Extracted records

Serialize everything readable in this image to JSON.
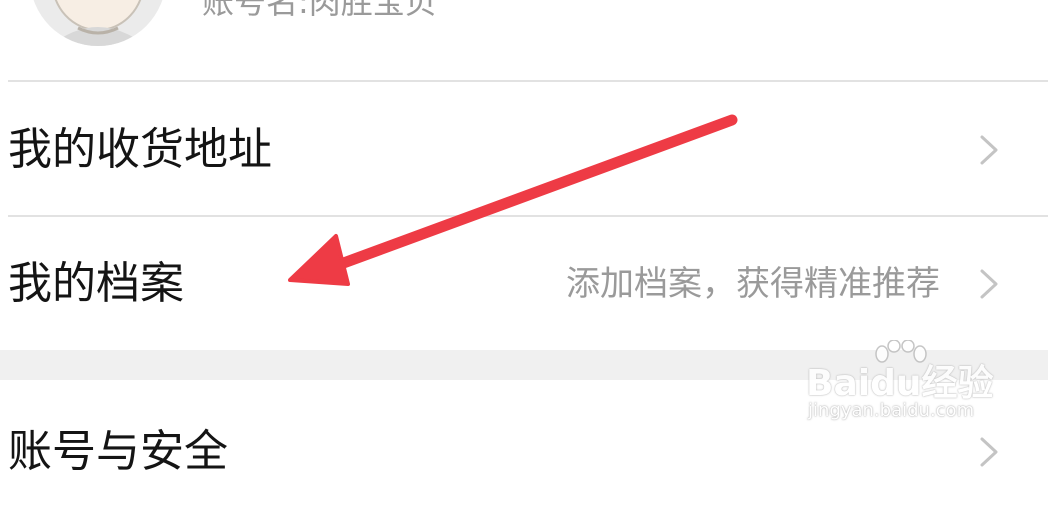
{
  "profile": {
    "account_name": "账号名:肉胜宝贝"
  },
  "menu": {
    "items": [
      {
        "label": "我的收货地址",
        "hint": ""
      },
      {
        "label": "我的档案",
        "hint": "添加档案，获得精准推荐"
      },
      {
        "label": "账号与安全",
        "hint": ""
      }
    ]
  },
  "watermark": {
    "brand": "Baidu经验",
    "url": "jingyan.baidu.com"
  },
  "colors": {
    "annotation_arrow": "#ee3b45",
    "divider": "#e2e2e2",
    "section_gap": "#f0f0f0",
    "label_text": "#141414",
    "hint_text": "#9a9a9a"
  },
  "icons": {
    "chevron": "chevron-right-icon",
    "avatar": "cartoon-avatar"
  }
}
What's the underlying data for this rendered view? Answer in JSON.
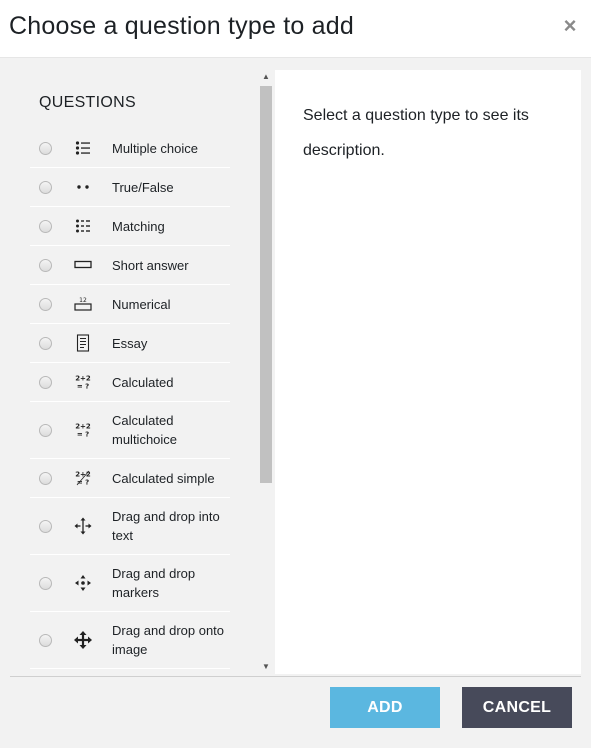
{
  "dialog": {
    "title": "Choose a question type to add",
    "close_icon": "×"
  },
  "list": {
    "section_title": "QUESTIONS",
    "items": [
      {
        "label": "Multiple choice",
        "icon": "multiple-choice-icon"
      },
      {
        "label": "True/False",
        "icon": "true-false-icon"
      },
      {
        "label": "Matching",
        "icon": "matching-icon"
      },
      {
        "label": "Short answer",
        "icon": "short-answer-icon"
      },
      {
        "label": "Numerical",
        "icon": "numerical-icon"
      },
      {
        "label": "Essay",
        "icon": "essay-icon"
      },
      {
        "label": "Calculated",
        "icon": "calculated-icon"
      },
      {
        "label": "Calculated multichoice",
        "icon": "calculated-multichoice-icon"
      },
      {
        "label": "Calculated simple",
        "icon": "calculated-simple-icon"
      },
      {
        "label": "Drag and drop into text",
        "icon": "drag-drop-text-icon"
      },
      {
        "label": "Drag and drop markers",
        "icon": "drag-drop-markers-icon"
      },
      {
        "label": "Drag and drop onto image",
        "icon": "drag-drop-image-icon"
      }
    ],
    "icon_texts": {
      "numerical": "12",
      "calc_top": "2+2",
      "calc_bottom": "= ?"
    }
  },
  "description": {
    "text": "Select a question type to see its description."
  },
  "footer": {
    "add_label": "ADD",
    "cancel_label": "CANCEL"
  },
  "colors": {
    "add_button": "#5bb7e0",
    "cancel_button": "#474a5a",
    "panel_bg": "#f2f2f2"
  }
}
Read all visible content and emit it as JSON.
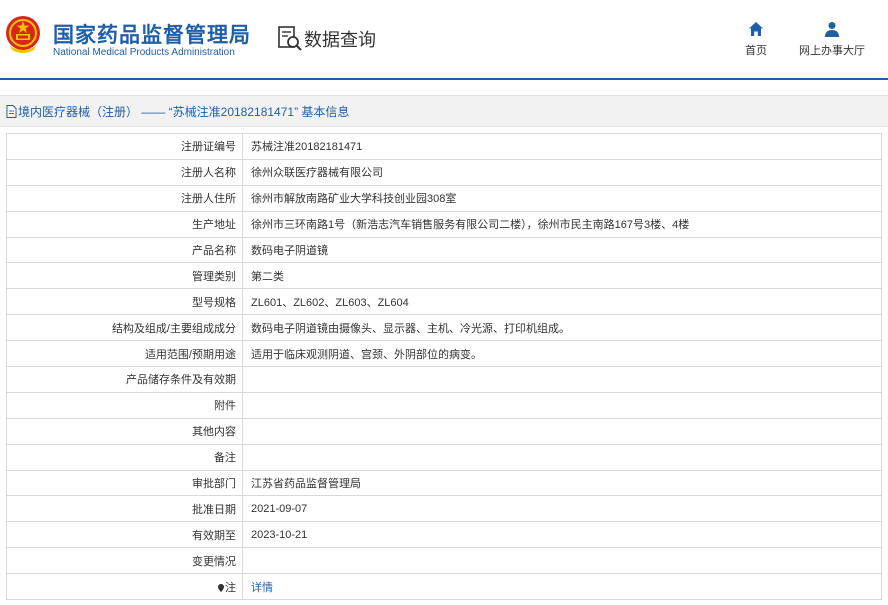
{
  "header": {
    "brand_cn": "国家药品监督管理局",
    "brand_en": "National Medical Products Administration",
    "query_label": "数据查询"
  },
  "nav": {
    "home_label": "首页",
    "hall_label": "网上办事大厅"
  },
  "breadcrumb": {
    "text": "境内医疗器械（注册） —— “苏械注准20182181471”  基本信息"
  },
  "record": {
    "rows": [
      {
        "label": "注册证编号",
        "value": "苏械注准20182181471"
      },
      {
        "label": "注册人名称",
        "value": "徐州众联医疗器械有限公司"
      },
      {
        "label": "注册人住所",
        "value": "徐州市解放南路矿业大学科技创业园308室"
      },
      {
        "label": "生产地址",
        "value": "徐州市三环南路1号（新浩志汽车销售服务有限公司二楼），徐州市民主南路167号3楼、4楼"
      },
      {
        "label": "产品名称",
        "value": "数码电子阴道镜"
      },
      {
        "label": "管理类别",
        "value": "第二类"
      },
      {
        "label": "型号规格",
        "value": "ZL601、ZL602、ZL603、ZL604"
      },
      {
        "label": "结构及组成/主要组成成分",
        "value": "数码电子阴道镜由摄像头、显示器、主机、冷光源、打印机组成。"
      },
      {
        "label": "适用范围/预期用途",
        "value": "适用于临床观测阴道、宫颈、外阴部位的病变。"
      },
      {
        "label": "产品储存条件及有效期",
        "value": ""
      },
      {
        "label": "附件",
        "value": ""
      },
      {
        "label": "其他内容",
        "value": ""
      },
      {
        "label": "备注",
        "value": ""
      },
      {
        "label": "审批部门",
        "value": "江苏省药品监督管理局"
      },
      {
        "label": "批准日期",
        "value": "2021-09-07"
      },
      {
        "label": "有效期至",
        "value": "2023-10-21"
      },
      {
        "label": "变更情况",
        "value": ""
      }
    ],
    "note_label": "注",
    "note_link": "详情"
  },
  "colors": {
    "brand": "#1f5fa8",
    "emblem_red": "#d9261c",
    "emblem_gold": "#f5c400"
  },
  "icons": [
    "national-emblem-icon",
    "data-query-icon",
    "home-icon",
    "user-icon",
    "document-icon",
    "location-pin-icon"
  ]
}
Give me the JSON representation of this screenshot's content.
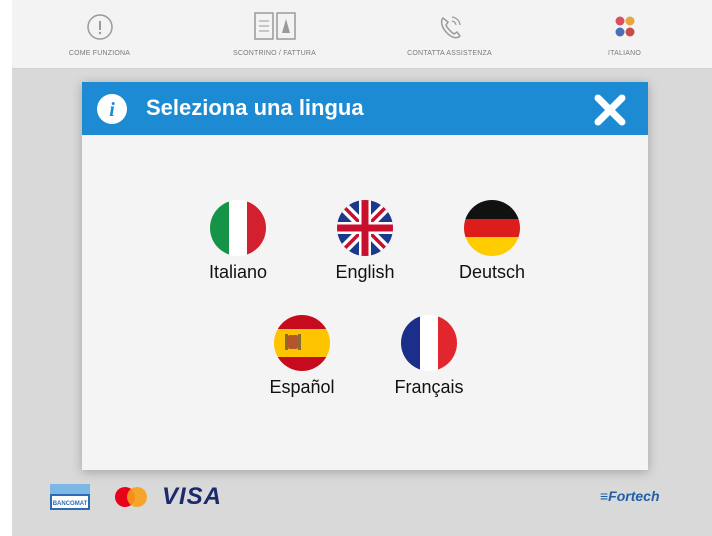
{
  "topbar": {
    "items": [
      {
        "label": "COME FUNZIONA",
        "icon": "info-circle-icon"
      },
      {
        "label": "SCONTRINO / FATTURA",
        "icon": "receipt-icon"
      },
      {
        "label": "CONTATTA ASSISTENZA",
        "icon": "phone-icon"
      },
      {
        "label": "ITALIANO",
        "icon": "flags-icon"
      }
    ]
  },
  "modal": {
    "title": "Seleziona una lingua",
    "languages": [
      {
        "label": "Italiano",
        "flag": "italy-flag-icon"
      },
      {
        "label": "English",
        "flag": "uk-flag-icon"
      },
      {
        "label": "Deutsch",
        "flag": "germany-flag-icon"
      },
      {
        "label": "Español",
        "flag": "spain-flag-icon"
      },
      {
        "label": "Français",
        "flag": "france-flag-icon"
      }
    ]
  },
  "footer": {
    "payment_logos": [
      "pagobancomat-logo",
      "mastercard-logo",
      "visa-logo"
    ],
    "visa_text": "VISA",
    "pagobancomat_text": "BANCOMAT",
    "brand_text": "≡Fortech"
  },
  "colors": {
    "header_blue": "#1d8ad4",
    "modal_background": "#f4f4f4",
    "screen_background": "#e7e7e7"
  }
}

The exercise ▸
Return to the listing above and set it down exactly, leaving out its pictures.

Exercise result ▸
Serialize everything readable in this image to JSON.
{
  "profile": {
    "account_name": "账号名:肉胜宝贝"
  },
  "menu": {
    "items": [
      {
        "label": "我的收货地址",
        "hint": ""
      },
      {
        "label": "我的档案",
        "hint": "添加档案，获得精准推荐"
      },
      {
        "label": "账号与安全",
        "hint": ""
      }
    ]
  },
  "watermark": {
    "brand": "Baidu经验",
    "url": "jingyan.baidu.com"
  },
  "colors": {
    "annotation_arrow": "#ee3b45",
    "divider": "#e2e2e2",
    "section_gap": "#f0f0f0",
    "label_text": "#141414",
    "hint_text": "#9a9a9a"
  },
  "icons": {
    "chevron": "chevron-right-icon",
    "avatar": "cartoon-avatar"
  }
}
What's the underlying data for this rendered view? Answer in JSON.
{
  "dialog": {
    "title": "Choose a question type to add",
    "close_icon": "×"
  },
  "list": {
    "section_title": "QUESTIONS",
    "items": [
      {
        "label": "Multiple choice",
        "icon": "multiple-choice-icon"
      },
      {
        "label": "True/False",
        "icon": "true-false-icon"
      },
      {
        "label": "Matching",
        "icon": "matching-icon"
      },
      {
        "label": "Short answer",
        "icon": "short-answer-icon"
      },
      {
        "label": "Numerical",
        "icon": "numerical-icon"
      },
      {
        "label": "Essay",
        "icon": "essay-icon"
      },
      {
        "label": "Calculated",
        "icon": "calculated-icon"
      },
      {
        "label": "Calculated multichoice",
        "icon": "calculated-multichoice-icon"
      },
      {
        "label": "Calculated simple",
        "icon": "calculated-simple-icon"
      },
      {
        "label": "Drag and drop into text",
        "icon": "drag-drop-text-icon"
      },
      {
        "label": "Drag and drop markers",
        "icon": "drag-drop-markers-icon"
      },
      {
        "label": "Drag and drop onto image",
        "icon": "drag-drop-image-icon"
      }
    ],
    "icon_texts": {
      "numerical": "12",
      "calc_top": "2+2",
      "calc_bottom": "= ?"
    }
  },
  "description": {
    "text": "Select a question type to see its description."
  },
  "footer": {
    "add_label": "ADD",
    "cancel_label": "CANCEL"
  },
  "colors": {
    "add_button": "#5bb7e0",
    "cancel_button": "#474a5a",
    "panel_bg": "#f2f2f2"
  }
}
Read all visible content and emit it as JSON.
{
  "header": {
    "brand_cn": "国家药品监督管理局",
    "brand_en": "National Medical Products Administration",
    "query_label": "数据查询"
  },
  "nav": {
    "home_label": "首页",
    "hall_label": "网上办事大厅"
  },
  "breadcrumb": {
    "text": "境内医疗器械（注册） —— “苏械注准20182181471”  基本信息"
  },
  "record": {
    "rows": [
      {
        "label": "注册证编号",
        "value": "苏械注准20182181471"
      },
      {
        "label": "注册人名称",
        "value": "徐州众联医疗器械有限公司"
      },
      {
        "label": "注册人住所",
        "value": "徐州市解放南路矿业大学科技创业园308室"
      },
      {
        "label": "生产地址",
        "value": "徐州市三环南路1号（新浩志汽车销售服务有限公司二楼），徐州市民主南路167号3楼、4楼"
      },
      {
        "label": "产品名称",
        "value": "数码电子阴道镜"
      },
      {
        "label": "管理类别",
        "value": "第二类"
      },
      {
        "label": "型号规格",
        "value": "ZL601、ZL602、ZL603、ZL604"
      },
      {
        "label": "结构及组成/主要组成成分",
        "value": "数码电子阴道镜由摄像头、显示器、主机、冷光源、打印机组成。"
      },
      {
        "label": "适用范围/预期用途",
        "value": "适用于临床观测阴道、宫颈、外阴部位的病变。"
      },
      {
        "label": "产品储存条件及有效期",
        "value": ""
      },
      {
        "label": "附件",
        "value": ""
      },
      {
        "label": "其他内容",
        "value": ""
      },
      {
        "label": "备注",
        "value": ""
      },
      {
        "label": "审批部门",
        "value": "江苏省药品监督管理局"
      },
      {
        "label": "批准日期",
        "value": "2021-09-07"
      },
      {
        "label": "有效期至",
        "value": "2023-10-21"
      },
      {
        "label": "变更情况",
        "value": ""
      }
    ],
    "note_label": "注",
    "note_link": "详情"
  },
  "colors": {
    "brand": "#1f5fa8",
    "emblem_red": "#d9261c",
    "emblem_gold": "#f5c400"
  },
  "icons": [
    "national-emblem-icon",
    "data-query-icon",
    "home-icon",
    "user-icon",
    "document-icon",
    "location-pin-icon"
  ]
}
Give me the JSON representation of this screenshot's content.
{
  "topbar": {
    "items": [
      {
        "label": "COME FUNZIONA",
        "icon": "info-circle-icon"
      },
      {
        "label": "SCONTRINO / FATTURA",
        "icon": "receipt-icon"
      },
      {
        "label": "CONTATTA ASSISTENZA",
        "icon": "phone-icon"
      },
      {
        "label": "ITALIANO",
        "icon": "flags-icon"
      }
    ]
  },
  "modal": {
    "title": "Seleziona una lingua",
    "languages": [
      {
        "label": "Italiano",
        "flag": "italy-flag-icon"
      },
      {
        "label": "English",
        "flag": "uk-flag-icon"
      },
      {
        "label": "Deutsch",
        "flag": "germany-flag-icon"
      },
      {
        "label": "Español",
        "flag": "spain-flag-icon"
      },
      {
        "label": "Français",
        "flag": "france-flag-icon"
      }
    ]
  },
  "footer": {
    "payment_logos": [
      "pagobancomat-logo",
      "mastercard-logo",
      "visa-logo"
    ],
    "visa_text": "VISA",
    "pagobancomat_text": "BANCOMAT",
    "brand_text": "≡Fortech"
  },
  "colors": {
    "header_blue": "#1d8ad4",
    "modal_background": "#f4f4f4",
    "screen_background": "#e7e7e7"
  }
}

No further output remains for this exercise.